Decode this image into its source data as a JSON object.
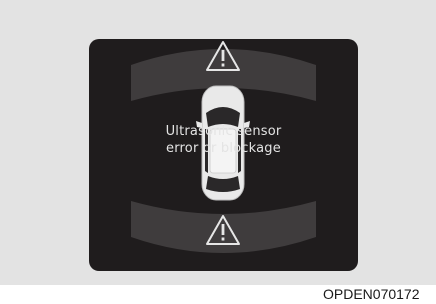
{
  "display": {
    "message_line1": "Ultrasonic sensor",
    "message_line2": "error or blockage",
    "front_icon": "warning-triangle-icon",
    "rear_icon": "warning-triangle-icon",
    "vehicle_icon": "car-top-view-icon"
  },
  "figure_code": "OPDEN070172",
  "colors": {
    "panel_background": "#e3e3e3",
    "screen_background": "#1f1c1d",
    "sensor_zone": "#3f3c3d",
    "text": "#e4e4e4"
  }
}
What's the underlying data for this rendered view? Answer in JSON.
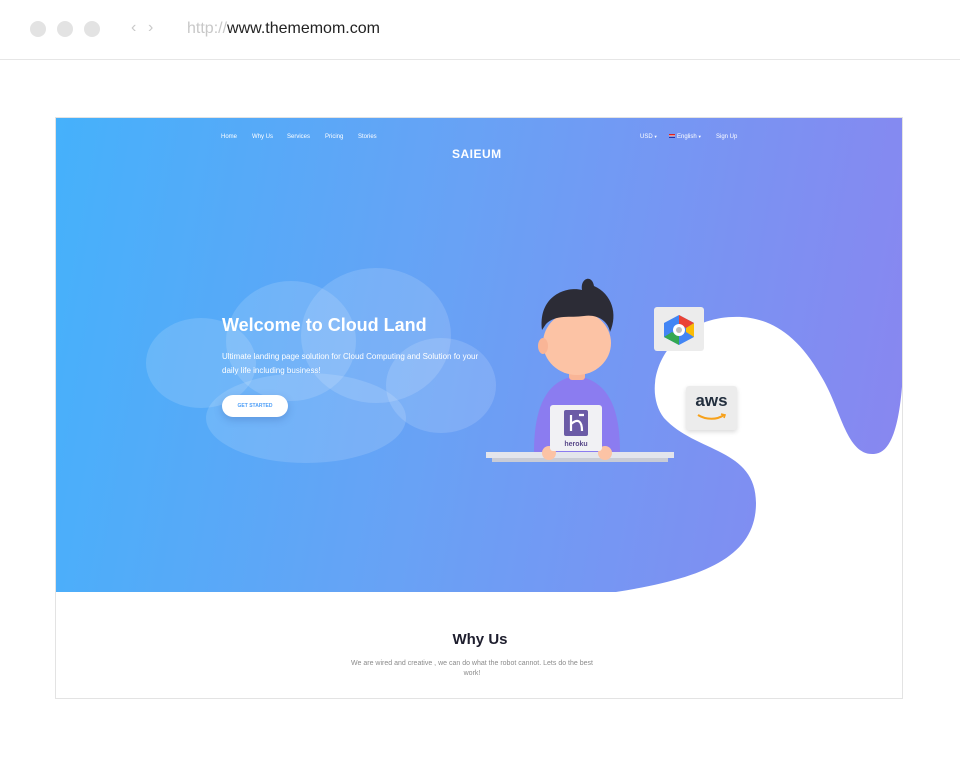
{
  "browser": {
    "url_protocol": "http://",
    "url_host": "www.thememom.com",
    "back_icon": "chevron-left-icon",
    "forward_icon": "chevron-right-icon"
  },
  "nav": {
    "items": [
      "Home",
      "Why Us",
      "Services",
      "Pricing",
      "Stories"
    ],
    "logo": "SAIEUM",
    "currency": "USD",
    "language": "English",
    "signup": "Sign Up"
  },
  "hero": {
    "title": "Welcome to  Cloud Land",
    "subtitle": "Ultimate landing page solution for Cloud Computing and Solution fo your daily life including business!",
    "cta": "GET STARTED",
    "aws_logo_text": "aws",
    "heroku_logo_text": "heroku"
  },
  "why": {
    "title": "Why Us",
    "subtitle": "We are wired and creative , we can do what the robot cannot. Lets do the best work!"
  },
  "colors": {
    "gradient_start": "#45b1fb",
    "gradient_end": "#8a85f0",
    "blob": "#8a83ef",
    "cta_text": "#4e9ff8"
  }
}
:::::
◆ PROBLEM REQUIREMENTS ◆
Output the material word for word, omitting its pictures.

◆ WRITTEN SOLUTION ◆
Decode this image into its source data as a JSON object.
{
  "display": {
    "message_line1": "Ultrasonic sensor",
    "message_line2": "error or blockage",
    "front_icon": "warning-triangle-icon",
    "rear_icon": "warning-triangle-icon",
    "vehicle_icon": "car-top-view-icon"
  },
  "figure_code": "OPDEN070172",
  "colors": {
    "panel_background": "#e3e3e3",
    "screen_background": "#1f1c1d",
    "sensor_zone": "#3f3c3d",
    "text": "#e4e4e4"
  }
}
What's the underlying data for this rendered view? Answer in JSON.
{
  "browser": {
    "url_protocol": "http://",
    "url_host": "www.thememom.com",
    "back_icon": "chevron-left-icon",
    "forward_icon": "chevron-right-icon"
  },
  "nav": {
    "items": [
      "Home",
      "Why Us",
      "Services",
      "Pricing",
      "Stories"
    ],
    "logo": "SAIEUM",
    "currency": "USD",
    "language": "English",
    "signup": "Sign Up"
  },
  "hero": {
    "title": "Welcome to  Cloud Land",
    "subtitle": "Ultimate landing page solution for Cloud Computing and Solution fo your daily life including business!",
    "cta": "GET STARTED",
    "aws_logo_text": "aws",
    "heroku_logo_text": "heroku"
  },
  "why": {
    "title": "Why Us",
    "subtitle": "We are wired and creative , we can do what the robot cannot. Lets do the best work!"
  },
  "colors": {
    "gradient_start": "#45b1fb",
    "gradient_end": "#8a85f0",
    "blob": "#8a83ef",
    "cta_text": "#4e9ff8"
  }
}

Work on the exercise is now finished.